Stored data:
════════

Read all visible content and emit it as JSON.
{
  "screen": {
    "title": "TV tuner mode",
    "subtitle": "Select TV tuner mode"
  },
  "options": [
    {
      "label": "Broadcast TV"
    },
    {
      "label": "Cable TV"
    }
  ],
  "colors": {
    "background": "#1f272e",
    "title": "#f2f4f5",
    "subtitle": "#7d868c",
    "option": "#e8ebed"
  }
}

════════

=== Exercise brief ===
Repeat the material word for word, in full.

=== The output ===
Read all visible content and emit it as JSON.
{
  "screen": {
    "title": "TV tuner mode",
    "subtitle": "Select TV tuner mode"
  },
  "options": [
    {
      "label": "Broadcast TV"
    },
    {
      "label": "Cable TV"
    }
  ],
  "colors": {
    "background": "#1f272e",
    "title": "#f2f4f5",
    "subtitle": "#7d868c",
    "option": "#e8ebed"
  }
}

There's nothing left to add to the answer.